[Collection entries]
┌──
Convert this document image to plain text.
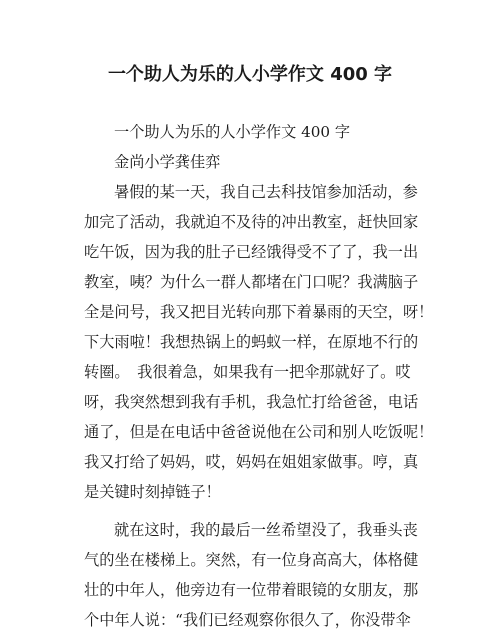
一个助人为乐的人小学作文 400 字
一个助人为乐的人小学作文 400 字
金尚小学龚佳弈
暑假的某一天，我自己去科技馆参加活动，参
加完了活动，我就迫不及待的冲出教室，赶快回家
吃午饭，因为我的肚子已经饿得受不了了，我一出
教室，咦？为什么一群人都堵在门口呢？我满脑子
全是问号，我又把目光转向那下着暴雨的天空，呀！
下大雨啦！我想热锅上的蚂蚁一样，在原地不行的
转圈。　我很着急，如果我有一把伞那就好了。哎
呀，我突然想到我有手机，我急忙打给爸爸，电话
通了，但是在电话中爸爸说他在公司和别人吃饭呢！
我又打给了妈妈，哎，妈妈在姐姐家做事。哼，真
是关键时刻掉链子！
就在这时，我的最后一丝希望没了，我垂头丧
气的坐在楼梯上。突然，有一位身高高大，体格健
壮的中年人，他旁边有一位带着眼镜的女朋友，那
个中年人说：“我们已经观察你很久了，你没带伞
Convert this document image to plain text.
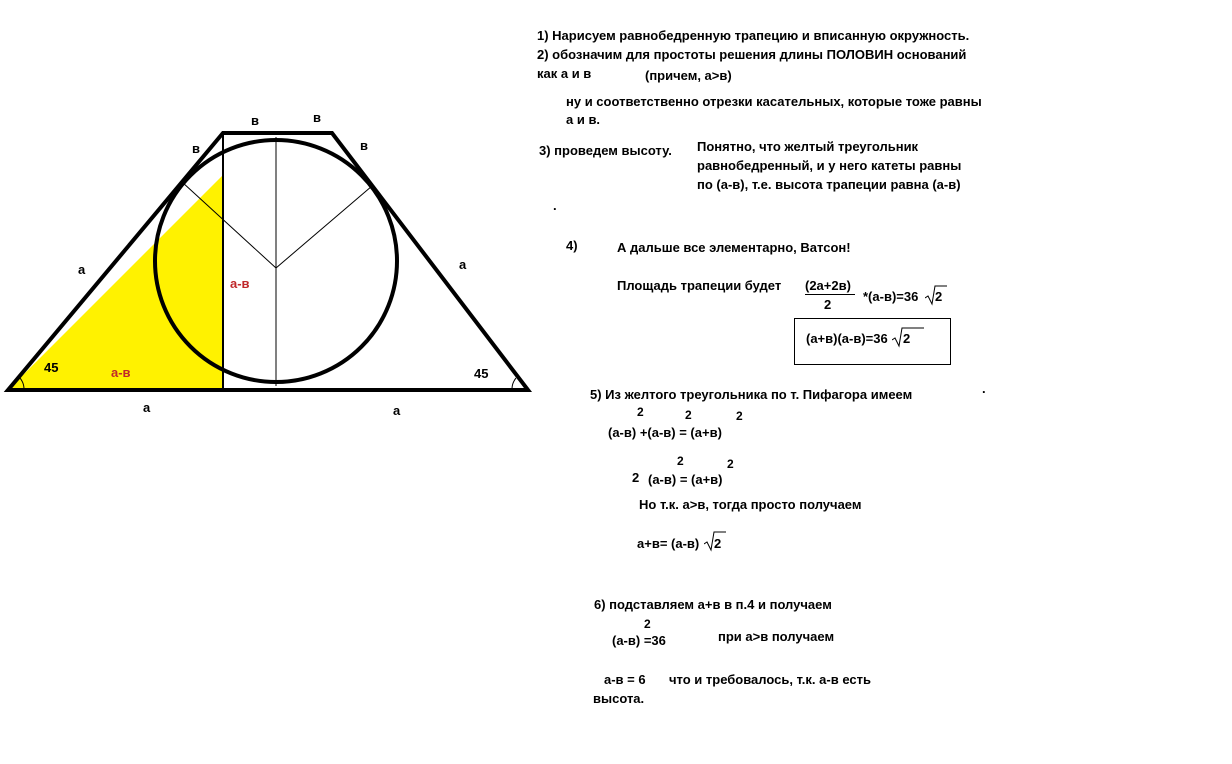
в	в
в	в
а	а
а-в
а-в
45	45
а	а
1) Нарисуем равнобедренную трапецию и вписанную окружность.
2) обозначим для простоты решения длины ПОЛОВИН оснований
как а и в	(причем, а>в)
ну и соответственно отрезки касательных, которые тоже равны
а и в.
3) проведем высоту. Понятно, что желтый треугольник
равнобедренный, и у него катеты равны
по (а-в), т.е. высота трапеции равна (а-в)
.
4)	А дальше все элементарно, Ватсон!
Площадь трапеции будет (2а+2в)
2
*(а-в)=36 2
(а+в)(а-в)=36 2
5) Из желтого треугольника по т. Пифагора имеем	.
2	2	2
(а-в) +(а-в) = (а+в)
2	2
2 (а-в) = (а+в)
Но т.к. а>в, тогда просто получаем
а+в= (а-в) 2
6) подставляем а+в в п.4 и получаем
2
(а-в) =36	при а>в получаем
а-в = 6 что и требовалось, т.к. а-в есть
высота.
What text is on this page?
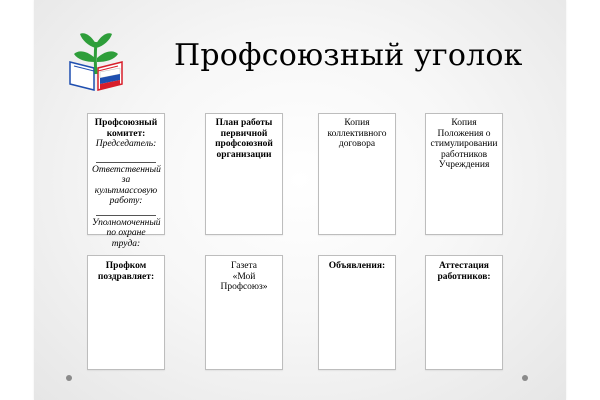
Профсоюзный уголок
Профсоюзный
комитет:
Председатель:
Ответственный за культмассовую работу:
Уполномоченный по охране труда:
План работы первичной профсоюзной организации
Копия коллективного договора
Копия Положения о стимулировании работников Учреждения
Профком поздравляет:
Газета
«Мой Профсоюз»
Объявления:	Аттестация работников:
└──
Stated exercise. Pick out and copy the lines of the entries that hold the string "трапеции".

Complete answer.
по (а-в), т.е. высота трапеции равна (а-в)
Площадь трапеции будет (2а+2в)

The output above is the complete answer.